## Begin Items

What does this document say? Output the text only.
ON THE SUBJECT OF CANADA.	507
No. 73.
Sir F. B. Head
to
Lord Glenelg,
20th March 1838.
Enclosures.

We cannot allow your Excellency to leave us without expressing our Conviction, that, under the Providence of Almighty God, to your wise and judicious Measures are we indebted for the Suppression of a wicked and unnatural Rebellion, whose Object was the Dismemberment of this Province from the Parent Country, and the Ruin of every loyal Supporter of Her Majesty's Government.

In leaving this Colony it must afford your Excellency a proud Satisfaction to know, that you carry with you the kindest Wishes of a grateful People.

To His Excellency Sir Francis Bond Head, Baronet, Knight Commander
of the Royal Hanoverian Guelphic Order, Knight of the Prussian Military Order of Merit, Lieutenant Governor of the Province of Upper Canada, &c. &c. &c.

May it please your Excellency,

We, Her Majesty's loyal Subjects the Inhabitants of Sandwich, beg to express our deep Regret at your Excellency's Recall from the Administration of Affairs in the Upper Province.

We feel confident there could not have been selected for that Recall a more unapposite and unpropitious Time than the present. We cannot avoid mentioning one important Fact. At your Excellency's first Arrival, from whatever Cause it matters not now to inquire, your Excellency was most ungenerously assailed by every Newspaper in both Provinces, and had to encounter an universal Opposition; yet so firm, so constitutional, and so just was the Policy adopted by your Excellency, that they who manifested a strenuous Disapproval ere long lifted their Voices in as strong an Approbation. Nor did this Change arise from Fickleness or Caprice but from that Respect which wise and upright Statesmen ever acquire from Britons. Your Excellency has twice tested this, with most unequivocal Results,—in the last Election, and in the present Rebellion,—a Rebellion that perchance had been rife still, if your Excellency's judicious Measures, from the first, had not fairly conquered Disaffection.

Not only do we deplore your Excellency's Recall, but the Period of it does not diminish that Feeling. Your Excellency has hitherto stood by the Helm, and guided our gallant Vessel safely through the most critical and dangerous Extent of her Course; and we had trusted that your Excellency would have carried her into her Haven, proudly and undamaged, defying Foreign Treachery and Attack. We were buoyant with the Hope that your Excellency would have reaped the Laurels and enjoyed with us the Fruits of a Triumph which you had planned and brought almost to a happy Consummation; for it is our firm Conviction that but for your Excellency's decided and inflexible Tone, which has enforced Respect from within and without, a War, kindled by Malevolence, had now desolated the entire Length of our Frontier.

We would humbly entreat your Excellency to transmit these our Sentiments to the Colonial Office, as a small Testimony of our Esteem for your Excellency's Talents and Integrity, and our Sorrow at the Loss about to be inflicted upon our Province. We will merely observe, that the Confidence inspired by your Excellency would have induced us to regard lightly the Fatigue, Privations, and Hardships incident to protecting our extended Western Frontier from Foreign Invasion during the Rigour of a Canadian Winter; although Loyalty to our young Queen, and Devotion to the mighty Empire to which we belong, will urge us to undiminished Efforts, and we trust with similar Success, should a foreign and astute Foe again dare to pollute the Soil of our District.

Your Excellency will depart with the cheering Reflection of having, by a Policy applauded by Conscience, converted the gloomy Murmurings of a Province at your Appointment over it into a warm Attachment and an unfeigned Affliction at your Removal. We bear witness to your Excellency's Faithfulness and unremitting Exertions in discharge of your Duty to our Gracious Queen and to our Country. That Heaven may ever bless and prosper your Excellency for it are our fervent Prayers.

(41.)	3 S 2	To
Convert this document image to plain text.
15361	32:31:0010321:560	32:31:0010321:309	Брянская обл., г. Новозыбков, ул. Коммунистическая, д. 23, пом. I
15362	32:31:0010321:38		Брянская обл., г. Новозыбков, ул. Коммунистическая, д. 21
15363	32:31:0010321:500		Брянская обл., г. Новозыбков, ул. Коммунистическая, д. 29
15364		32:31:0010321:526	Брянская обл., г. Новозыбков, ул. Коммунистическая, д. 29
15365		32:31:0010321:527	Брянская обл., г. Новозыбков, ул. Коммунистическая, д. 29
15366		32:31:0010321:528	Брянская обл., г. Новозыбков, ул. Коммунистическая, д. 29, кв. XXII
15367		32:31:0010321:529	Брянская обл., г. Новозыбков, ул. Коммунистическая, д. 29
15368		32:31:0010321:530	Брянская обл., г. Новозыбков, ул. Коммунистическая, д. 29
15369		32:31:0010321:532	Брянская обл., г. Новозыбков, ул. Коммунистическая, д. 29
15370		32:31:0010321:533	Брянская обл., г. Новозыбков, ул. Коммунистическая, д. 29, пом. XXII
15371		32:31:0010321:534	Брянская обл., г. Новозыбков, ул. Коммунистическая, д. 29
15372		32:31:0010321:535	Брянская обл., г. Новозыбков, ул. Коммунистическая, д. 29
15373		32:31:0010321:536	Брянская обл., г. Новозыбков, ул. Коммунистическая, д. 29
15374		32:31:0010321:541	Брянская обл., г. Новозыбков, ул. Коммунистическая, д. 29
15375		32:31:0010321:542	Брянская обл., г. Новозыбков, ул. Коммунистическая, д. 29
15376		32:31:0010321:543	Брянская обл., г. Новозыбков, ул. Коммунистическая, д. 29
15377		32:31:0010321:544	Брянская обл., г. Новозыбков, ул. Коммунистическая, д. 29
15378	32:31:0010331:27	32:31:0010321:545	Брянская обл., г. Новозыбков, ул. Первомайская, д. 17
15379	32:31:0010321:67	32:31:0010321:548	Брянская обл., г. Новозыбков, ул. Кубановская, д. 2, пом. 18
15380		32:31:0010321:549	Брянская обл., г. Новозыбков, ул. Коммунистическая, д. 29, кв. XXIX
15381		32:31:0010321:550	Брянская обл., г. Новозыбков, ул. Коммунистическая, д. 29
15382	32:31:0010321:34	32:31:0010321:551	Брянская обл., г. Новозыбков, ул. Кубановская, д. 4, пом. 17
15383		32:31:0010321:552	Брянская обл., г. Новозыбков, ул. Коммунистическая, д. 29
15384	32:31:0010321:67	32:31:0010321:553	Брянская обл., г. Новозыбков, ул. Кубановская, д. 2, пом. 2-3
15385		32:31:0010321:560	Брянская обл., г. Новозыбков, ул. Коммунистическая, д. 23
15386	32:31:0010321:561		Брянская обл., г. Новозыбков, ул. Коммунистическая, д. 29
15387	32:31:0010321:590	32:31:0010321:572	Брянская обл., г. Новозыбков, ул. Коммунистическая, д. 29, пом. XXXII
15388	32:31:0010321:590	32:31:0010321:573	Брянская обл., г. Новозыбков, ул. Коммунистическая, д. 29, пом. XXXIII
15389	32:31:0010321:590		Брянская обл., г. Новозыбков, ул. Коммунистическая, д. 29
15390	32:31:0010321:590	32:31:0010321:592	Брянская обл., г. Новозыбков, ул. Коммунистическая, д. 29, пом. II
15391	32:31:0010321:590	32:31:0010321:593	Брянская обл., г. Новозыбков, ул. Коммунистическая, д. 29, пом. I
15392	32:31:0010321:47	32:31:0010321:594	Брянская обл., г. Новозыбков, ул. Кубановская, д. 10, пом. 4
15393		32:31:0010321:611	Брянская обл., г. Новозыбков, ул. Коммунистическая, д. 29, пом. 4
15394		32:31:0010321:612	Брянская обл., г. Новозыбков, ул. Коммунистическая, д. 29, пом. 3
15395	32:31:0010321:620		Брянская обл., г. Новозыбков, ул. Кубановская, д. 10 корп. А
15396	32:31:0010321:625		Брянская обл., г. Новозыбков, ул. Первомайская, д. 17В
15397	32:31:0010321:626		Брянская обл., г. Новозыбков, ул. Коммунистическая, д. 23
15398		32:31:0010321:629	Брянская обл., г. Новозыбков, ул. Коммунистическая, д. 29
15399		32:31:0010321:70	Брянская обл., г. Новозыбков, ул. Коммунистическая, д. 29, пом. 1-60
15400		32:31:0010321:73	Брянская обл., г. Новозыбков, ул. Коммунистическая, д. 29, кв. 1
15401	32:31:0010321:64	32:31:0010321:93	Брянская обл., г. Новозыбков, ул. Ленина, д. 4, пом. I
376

## End Items

» Goal of the exercise
Across the records, count the lines holding the string "wise". Give the number and stop.

» Exercise result
2